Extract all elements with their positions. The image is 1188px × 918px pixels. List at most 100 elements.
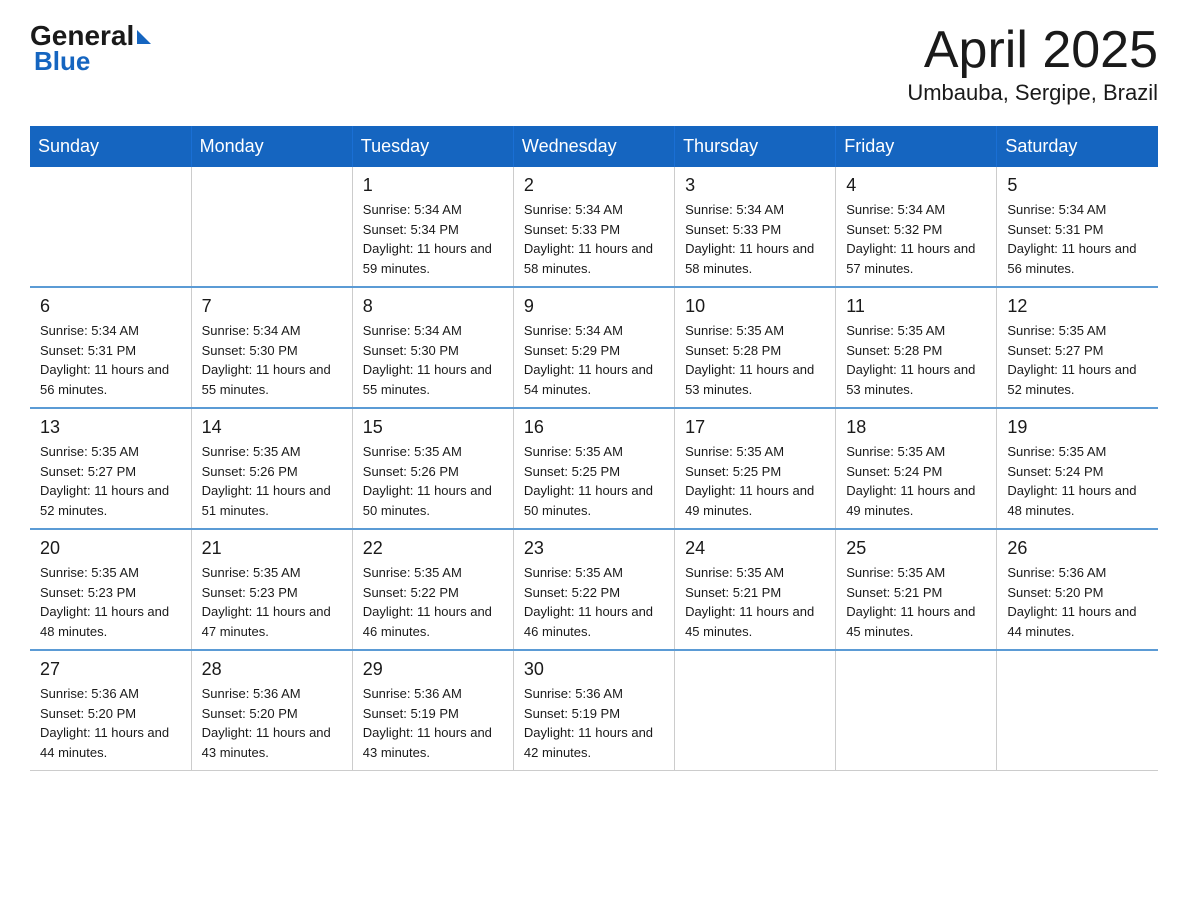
day-info: Sunrise: 5:34 AMSunset: 5:31 PMDaylight:…	[1007, 200, 1148, 278]
calendar-cell	[191, 167, 352, 287]
calendar-week-row: 1 Sunrise: 5:34 AMSunset: 5:34 PMDaylight…	[30, 167, 1158, 287]
calendar-cell: 7 Sunrise: 5:34 AMSunset: 5:30 PMDaylight…	[191, 287, 352, 408]
calendar-cell: 13 Sunrise: 5:35 AMSunset: 5:27 PMDayligh…	[30, 408, 191, 529]
calendar-cell: 16Sunrise: 5:35 AMSunset: 5:25 PMDayligh…	[513, 408, 674, 529]
day-info: Sunrise: 5:34 AMSunset: 5:29 PMDaylight:…	[524, 321, 664, 399]
day-number: 27	[40, 659, 181, 680]
calendar-cell: 12 Sunrise: 5:35 AMSunset: 5:27 PMDayligh…	[997, 287, 1158, 408]
weekday-header-sunday: Sunday	[30, 126, 191, 167]
calendar-week-row: 6 Sunrise: 5:34 AMSunset: 5:31 PMDaylight…	[30, 287, 1158, 408]
weekday-header-tuesday: Tuesday	[352, 126, 513, 167]
day-number: 13	[40, 417, 181, 438]
calendar-cell: 18 Sunrise: 5:35 AMSunset: 5:24 PMDayligh…	[836, 408, 997, 529]
calendar-cell: 21Sunrise: 5:35 AMSunset: 5:23 PMDayligh…	[191, 529, 352, 650]
calendar-cell: 14 Sunrise: 5:35 AMSunset: 5:26 PMDayligh…	[191, 408, 352, 529]
calendar-cell: 29 Sunrise: 5:36 AMSunset: 5:19 PMDayligh…	[352, 650, 513, 771]
logo-arrow-icon	[137, 30, 151, 44]
day-number: 14	[202, 417, 342, 438]
day-info: Sunrise: 5:34 AMSunset: 5:30 PMDaylight:…	[202, 321, 342, 399]
calendar-cell: 23Sunrise: 5:35 AMSunset: 5:22 PMDayligh…	[513, 529, 674, 650]
calendar-cell: 1 Sunrise: 5:34 AMSunset: 5:34 PMDaylight…	[352, 167, 513, 287]
calendar-cell: 22 Sunrise: 5:35 AMSunset: 5:22 PMDayligh…	[352, 529, 513, 650]
calendar-cell: 30Sunrise: 5:36 AMSunset: 5:19 PMDayligh…	[513, 650, 674, 771]
day-number: 29	[363, 659, 503, 680]
calendar-cell: 19 Sunrise: 5:35 AMSunset: 5:24 PMDayligh…	[997, 408, 1158, 529]
day-number: 1	[363, 175, 503, 196]
calendar-cell: 25Sunrise: 5:35 AMSunset: 5:21 PMDayligh…	[836, 529, 997, 650]
day-info: Sunrise: 5:36 AMSunset: 5:20 PMDaylight:…	[1007, 563, 1148, 641]
month-title: April 2025	[907, 20, 1158, 80]
day-info: Sunrise: 5:35 AMSunset: 5:21 PMDaylight:…	[846, 563, 986, 641]
day-number: 10	[685, 296, 825, 317]
day-info: Sunrise: 5:36 AMSunset: 5:19 PMDaylight:…	[363, 684, 503, 762]
calendar-header: SundayMondayTuesdayWednesdayThursdayFrid…	[30, 126, 1158, 167]
weekday-header-friday: Friday	[836, 126, 997, 167]
weekday-header-thursday: Thursday	[675, 126, 836, 167]
page-header: General Blue April 2025 Umbauba, Sergipe…	[30, 20, 1158, 106]
calendar-cell: 28 Sunrise: 5:36 AMSunset: 5:20 PMDayligh…	[191, 650, 352, 771]
day-info: Sunrise: 5:36 AMSunset: 5:20 PMDaylight:…	[40, 684, 181, 762]
day-info: Sunrise: 5:34 AMSunset: 5:31 PMDaylight:…	[40, 321, 181, 399]
day-number: 2	[524, 175, 664, 196]
logo: General Blue	[30, 20, 151, 77]
location: Umbauba, Sergipe, Brazil	[907, 80, 1158, 106]
calendar-table: SundayMondayTuesdayWednesdayThursdayFrid…	[30, 126, 1158, 771]
day-info: Sunrise: 5:35 AMSunset: 5:26 PMDaylight:…	[202, 442, 342, 520]
day-info: Sunrise: 5:35 AMSunset: 5:23 PMDaylight:…	[40, 563, 181, 641]
day-info: Sunrise: 5:35 AMSunset: 5:28 PMDaylight:…	[846, 321, 986, 399]
day-number: 15	[363, 417, 503, 438]
day-info: Sunrise: 5:34 AMSunset: 5:34 PMDaylight:…	[363, 200, 503, 278]
day-info: Sunrise: 5:36 AMSunset: 5:20 PMDaylight:…	[202, 684, 342, 762]
day-info: Sunrise: 5:35 AMSunset: 5:24 PMDaylight:…	[846, 442, 986, 520]
day-number: 5	[1007, 175, 1148, 196]
day-info: Sunrise: 5:35 AMSunset: 5:22 PMDaylight:…	[524, 563, 664, 641]
day-number: 24	[685, 538, 825, 559]
calendar-cell: 6 Sunrise: 5:34 AMSunset: 5:31 PMDaylight…	[30, 287, 191, 408]
day-info: Sunrise: 5:35 AMSunset: 5:27 PMDaylight:…	[40, 442, 181, 520]
day-info: Sunrise: 5:35 AMSunset: 5:25 PMDaylight:…	[524, 442, 664, 520]
calendar-cell: 5 Sunrise: 5:34 AMSunset: 5:31 PMDaylight…	[997, 167, 1158, 287]
day-number: 21	[202, 538, 342, 559]
calendar-cell: 3Sunrise: 5:34 AMSunset: 5:33 PMDaylight…	[675, 167, 836, 287]
calendar-cell: 2Sunrise: 5:34 AMSunset: 5:33 PMDaylight…	[513, 167, 674, 287]
day-info: Sunrise: 5:35 AMSunset: 5:28 PMDaylight:…	[685, 321, 825, 399]
day-info: Sunrise: 5:35 AMSunset: 5:24 PMDaylight:…	[1007, 442, 1148, 520]
calendar-cell	[675, 650, 836, 771]
calendar-week-row: 13 Sunrise: 5:35 AMSunset: 5:27 PMDayligh…	[30, 408, 1158, 529]
weekday-header-wednesday: Wednesday	[513, 126, 674, 167]
calendar-cell: 4Sunrise: 5:34 AMSunset: 5:32 PMDaylight…	[836, 167, 997, 287]
day-number: 22	[363, 538, 503, 559]
calendar-week-row: 27 Sunrise: 5:36 AMSunset: 5:20 PMDayligh…	[30, 650, 1158, 771]
day-number: 30	[524, 659, 664, 680]
weekday-header-saturday: Saturday	[997, 126, 1158, 167]
weekday-header-row: SundayMondayTuesdayWednesdayThursdayFrid…	[30, 126, 1158, 167]
calendar-body: 1 Sunrise: 5:34 AMSunset: 5:34 PMDaylight…	[30, 167, 1158, 771]
calendar-cell: 9 Sunrise: 5:34 AMSunset: 5:29 PMDaylight…	[513, 287, 674, 408]
day-info: Sunrise: 5:35 AMSunset: 5:22 PMDaylight:…	[363, 563, 503, 641]
day-info: Sunrise: 5:34 AMSunset: 5:30 PMDaylight:…	[363, 321, 503, 399]
day-number: 18	[846, 417, 986, 438]
calendar-cell: 17Sunrise: 5:35 AMSunset: 5:25 PMDayligh…	[675, 408, 836, 529]
day-number: 12	[1007, 296, 1148, 317]
day-number: 6	[40, 296, 181, 317]
day-number: 7	[202, 296, 342, 317]
calendar-cell	[30, 167, 191, 287]
day-number: 19	[1007, 417, 1148, 438]
calendar-cell: 11 Sunrise: 5:35 AMSunset: 5:28 PMDayligh…	[836, 287, 997, 408]
day-number: 9	[524, 296, 664, 317]
day-number: 28	[202, 659, 342, 680]
weekday-header-monday: Monday	[191, 126, 352, 167]
calendar-cell: 26 Sunrise: 5:36 AMSunset: 5:20 PMDayligh…	[997, 529, 1158, 650]
day-number: 8	[363, 296, 503, 317]
calendar-cell: 15Sunrise: 5:35 AMSunset: 5:26 PMDayligh…	[352, 408, 513, 529]
calendar-cell: 27 Sunrise: 5:36 AMSunset: 5:20 PMDayligh…	[30, 650, 191, 771]
day-number: 26	[1007, 538, 1148, 559]
title-area: April 2025 Umbauba, Sergipe, Brazil	[907, 20, 1158, 106]
calendar-cell: 24Sunrise: 5:35 AMSunset: 5:21 PMDayligh…	[675, 529, 836, 650]
calendar-cell: 20Sunrise: 5:35 AMSunset: 5:23 PMDayligh…	[30, 529, 191, 650]
logo-blue-text: Blue	[34, 46, 90, 77]
day-info: Sunrise: 5:35 AMSunset: 5:25 PMDaylight:…	[685, 442, 825, 520]
day-info: Sunrise: 5:35 AMSunset: 5:27 PMDaylight:…	[1007, 321, 1148, 399]
day-number: 11	[846, 296, 986, 317]
day-info: Sunrise: 5:34 AMSunset: 5:32 PMDaylight:…	[846, 200, 986, 278]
┄┄┄┄┄┄┄┄┄┄┄┄┄┄┄┄┄┄┄┄
* **WORK INSTRUCTIONS**
Copy out the lines from the one containing "200, 1148, 278]" up to and including the one containing "calendar-cell: 13 Sunrise: 5:35", reproducing them without any change.

* **THE SOLUTION**
day-info: Sunrise: 5:34 AMSunset: 5:31 PMDaylight:…	[1007, 200, 1148, 278]
calendar-cell	[191, 167, 352, 287]
calendar-week-row: 1 Sunrise: 5:34 AMSunset: 5:34 PMDaylight…	[30, 167, 1158, 287]
calendar-cell: 7 Sunrise: 5:34 AMSunset: 5:30 PMDaylight…	[191, 287, 352, 408]
calendar-cell: 13 Sunrise: 5:35 AMSunset: 5:27 PMDayligh…	[30, 408, 191, 529]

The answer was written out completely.